***** Rows

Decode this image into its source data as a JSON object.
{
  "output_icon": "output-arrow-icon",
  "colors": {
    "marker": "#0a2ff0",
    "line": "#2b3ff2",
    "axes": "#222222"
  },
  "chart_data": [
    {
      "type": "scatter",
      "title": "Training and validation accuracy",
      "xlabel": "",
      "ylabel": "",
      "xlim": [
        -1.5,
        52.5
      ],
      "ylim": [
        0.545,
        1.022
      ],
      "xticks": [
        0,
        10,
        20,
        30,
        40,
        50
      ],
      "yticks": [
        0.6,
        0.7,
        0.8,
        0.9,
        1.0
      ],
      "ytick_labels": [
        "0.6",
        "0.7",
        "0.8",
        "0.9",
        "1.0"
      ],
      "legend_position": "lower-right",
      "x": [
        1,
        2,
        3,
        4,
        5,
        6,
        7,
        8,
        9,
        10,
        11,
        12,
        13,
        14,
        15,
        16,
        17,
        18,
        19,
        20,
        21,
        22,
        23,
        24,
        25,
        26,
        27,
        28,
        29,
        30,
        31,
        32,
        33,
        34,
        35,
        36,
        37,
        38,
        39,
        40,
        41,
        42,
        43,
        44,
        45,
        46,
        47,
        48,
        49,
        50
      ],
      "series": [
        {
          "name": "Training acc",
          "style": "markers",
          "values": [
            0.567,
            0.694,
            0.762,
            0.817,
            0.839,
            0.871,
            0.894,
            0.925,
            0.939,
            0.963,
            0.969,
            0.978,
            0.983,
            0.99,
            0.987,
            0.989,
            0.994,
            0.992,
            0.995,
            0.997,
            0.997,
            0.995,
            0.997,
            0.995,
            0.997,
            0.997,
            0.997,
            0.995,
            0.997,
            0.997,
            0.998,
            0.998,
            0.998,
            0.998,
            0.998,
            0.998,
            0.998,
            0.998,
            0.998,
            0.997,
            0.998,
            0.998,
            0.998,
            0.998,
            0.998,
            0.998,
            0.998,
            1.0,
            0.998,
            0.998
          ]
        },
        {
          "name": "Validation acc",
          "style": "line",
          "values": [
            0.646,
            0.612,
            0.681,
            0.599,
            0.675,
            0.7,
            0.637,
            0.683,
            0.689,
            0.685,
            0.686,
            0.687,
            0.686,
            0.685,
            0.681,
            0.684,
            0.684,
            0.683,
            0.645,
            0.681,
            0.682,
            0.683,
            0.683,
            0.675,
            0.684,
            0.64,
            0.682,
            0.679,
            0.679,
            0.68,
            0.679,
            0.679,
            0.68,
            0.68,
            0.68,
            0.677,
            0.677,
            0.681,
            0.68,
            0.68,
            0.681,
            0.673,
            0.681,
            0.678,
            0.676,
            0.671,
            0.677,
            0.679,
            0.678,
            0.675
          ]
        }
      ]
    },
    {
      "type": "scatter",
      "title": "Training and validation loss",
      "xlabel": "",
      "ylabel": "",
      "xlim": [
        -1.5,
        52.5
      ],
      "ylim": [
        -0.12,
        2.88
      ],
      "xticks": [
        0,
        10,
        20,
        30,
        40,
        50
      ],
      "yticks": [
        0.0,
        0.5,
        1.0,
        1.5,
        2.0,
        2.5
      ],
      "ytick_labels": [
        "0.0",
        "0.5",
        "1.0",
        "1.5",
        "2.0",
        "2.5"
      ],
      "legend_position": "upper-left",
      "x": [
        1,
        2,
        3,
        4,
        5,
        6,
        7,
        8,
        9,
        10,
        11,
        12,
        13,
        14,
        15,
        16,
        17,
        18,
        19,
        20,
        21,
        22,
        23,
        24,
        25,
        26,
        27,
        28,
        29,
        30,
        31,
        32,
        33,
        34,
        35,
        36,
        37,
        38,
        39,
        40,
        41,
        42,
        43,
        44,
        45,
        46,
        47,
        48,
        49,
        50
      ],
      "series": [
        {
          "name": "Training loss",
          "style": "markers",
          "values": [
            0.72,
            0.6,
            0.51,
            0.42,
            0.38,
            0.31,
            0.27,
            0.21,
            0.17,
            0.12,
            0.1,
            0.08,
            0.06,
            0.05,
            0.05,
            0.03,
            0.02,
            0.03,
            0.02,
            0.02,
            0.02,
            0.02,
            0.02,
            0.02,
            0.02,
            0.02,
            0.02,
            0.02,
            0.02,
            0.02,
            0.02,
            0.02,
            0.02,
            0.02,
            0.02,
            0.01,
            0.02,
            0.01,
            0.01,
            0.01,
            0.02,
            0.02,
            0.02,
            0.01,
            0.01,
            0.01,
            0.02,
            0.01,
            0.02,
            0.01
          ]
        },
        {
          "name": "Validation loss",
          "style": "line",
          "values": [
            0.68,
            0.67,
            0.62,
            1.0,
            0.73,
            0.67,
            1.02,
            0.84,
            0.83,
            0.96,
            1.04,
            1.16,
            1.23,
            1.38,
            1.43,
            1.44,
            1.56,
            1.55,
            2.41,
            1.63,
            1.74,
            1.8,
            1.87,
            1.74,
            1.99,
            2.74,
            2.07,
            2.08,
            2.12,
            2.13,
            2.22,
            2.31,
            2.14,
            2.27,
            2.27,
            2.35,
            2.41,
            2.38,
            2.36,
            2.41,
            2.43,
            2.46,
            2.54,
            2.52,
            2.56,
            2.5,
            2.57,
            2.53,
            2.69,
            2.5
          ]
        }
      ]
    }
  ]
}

**********

To do
Exactly as written above, please repeat the entries.

Full response
Decode this image into its source data as a JSON object.
{
  "output_icon": "output-arrow-icon",
  "colors": {
    "marker": "#0a2ff0",
    "line": "#2b3ff2",
    "axes": "#222222"
  },
  "chart_data": [
    {
      "type": "scatter",
      "title": "Training and validation accuracy",
      "xlabel": "",
      "ylabel": "",
      "xlim": [
        -1.5,
        52.5
      ],
      "ylim": [
        0.545,
        1.022
      ],
      "xticks": [
        0,
        10,
        20,
        30,
        40,
        50
      ],
      "yticks": [
        0.6,
        0.7,
        0.8,
        0.9,
        1.0
      ],
      "ytick_labels": [
        "0.6",
        "0.7",
        "0.8",
        "0.9",
        "1.0"
      ],
      "legend_position": "lower-right",
      "x": [
        1,
        2,
        3,
        4,
        5,
        6,
        7,
        8,
        9,
        10,
        11,
        12,
        13,
        14,
        15,
        16,
        17,
        18,
        19,
        20,
        21,
        22,
        23,
        24,
        25,
        26,
        27,
        28,
        29,
        30,
        31,
        32,
        33,
        34,
        35,
        36,
        37,
        38,
        39,
        40,
        41,
        42,
        43,
        44,
        45,
        46,
        47,
        48,
        49,
        50
      ],
      "series": [
        {
          "name": "Training acc",
          "style": "markers",
          "values": [
            0.567,
            0.694,
            0.762,
            0.817,
            0.839,
            0.871,
            0.894,
            0.925,
            0.939,
            0.963,
            0.969,
            0.978,
            0.983,
            0.99,
            0.987,
            0.989,
            0.994,
            0.992,
            0.995,
            0.997,
            0.997,
            0.995,
            0.997,
            0.995,
            0.997,
            0.997,
            0.997,
            0.995,
            0.997,
            0.997,
            0.998,
            0.998,
            0.998,
            0.998,
            0.998,
            0.998,
            0.998,
            0.998,
            0.998,
            0.997,
            0.998,
            0.998,
            0.998,
            0.998,
            0.998,
            0.998,
            0.998,
            1.0,
            0.998,
            0.998
          ]
        },
        {
          "name": "Validation acc",
          "style": "line",
          "values": [
            0.646,
            0.612,
            0.681,
            0.599,
            0.675,
            0.7,
            0.637,
            0.683,
            0.689,
            0.685,
            0.686,
            0.687,
            0.686,
            0.685,
            0.681,
            0.684,
            0.684,
            0.683,
            0.645,
            0.681,
            0.682,
            0.683,
            0.683,
            0.675,
            0.684,
            0.64,
            0.682,
            0.679,
            0.679,
            0.68,
            0.679,
            0.679,
            0.68,
            0.68,
            0.68,
            0.677,
            0.677,
            0.681,
            0.68,
            0.68,
            0.681,
            0.673,
            0.681,
            0.678,
            0.676,
            0.671,
            0.677,
            0.679,
            0.678,
            0.675
          ]
        }
      ]
    },
    {
      "type": "scatter",
      "title": "Training and validation loss",
      "xlabel": "",
      "ylabel": "",
      "xlim": [
        -1.5,
        52.5
      ],
      "ylim": [
        -0.12,
        2.88
      ],
      "xticks": [
        0,
        10,
        20,
        30,
        40,
        50
      ],
      "yticks": [
        0.0,
        0.5,
        1.0,
        1.5,
        2.0,
        2.5
      ],
      "ytick_labels": [
        "0.0",
        "0.5",
        "1.0",
        "1.5",
        "2.0",
        "2.5"
      ],
      "legend_position": "upper-left",
      "x": [
        1,
        2,
        3,
        4,
        5,
        6,
        7,
        8,
        9,
        10,
        11,
        12,
        13,
        14,
        15,
        16,
        17,
        18,
        19,
        20,
        21,
        22,
        23,
        24,
        25,
        26,
        27,
        28,
        29,
        30,
        31,
        32,
        33,
        34,
        35,
        36,
        37,
        38,
        39,
        40,
        41,
        42,
        43,
        44,
        45,
        46,
        47,
        48,
        49,
        50
      ],
      "series": [
        {
          "name": "Training loss",
          "style": "markers",
          "values": [
            0.72,
            0.6,
            0.51,
            0.42,
            0.38,
            0.31,
            0.27,
            0.21,
            0.17,
            0.12,
            0.1,
            0.08,
            0.06,
            0.05,
            0.05,
            0.03,
            0.02,
            0.03,
            0.02,
            0.02,
            0.02,
            0.02,
            0.02,
            0.02,
            0.02,
            0.02,
            0.02,
            0.02,
            0.02,
            0.02,
            0.02,
            0.02,
            0.02,
            0.02,
            0.02,
            0.01,
            0.02,
            0.01,
            0.01,
            0.01,
            0.02,
            0.02,
            0.02,
            0.01,
            0.01,
            0.01,
            0.02,
            0.01,
            0.02,
            0.01
          ]
        },
        {
          "name": "Validation loss",
          "style": "line",
          "values": [
            0.68,
            0.67,
            0.62,
            1.0,
            0.73,
            0.67,
            1.02,
            0.84,
            0.83,
            0.96,
            1.04,
            1.16,
            1.23,
            1.38,
            1.43,
            1.44,
            1.56,
            1.55,
            2.41,
            1.63,
            1.74,
            1.8,
            1.87,
            1.74,
            1.99,
            2.74,
            2.07,
            2.08,
            2.12,
            2.13,
            2.22,
            2.31,
            2.14,
            2.27,
            2.27,
            2.35,
            2.41,
            2.38,
            2.36,
            2.41,
            2.43,
            2.46,
            2.54,
            2.52,
            2.56,
            2.5,
            2.57,
            2.53,
            2.69,
            2.5
          ]
        }
      ]
    }
  ]
}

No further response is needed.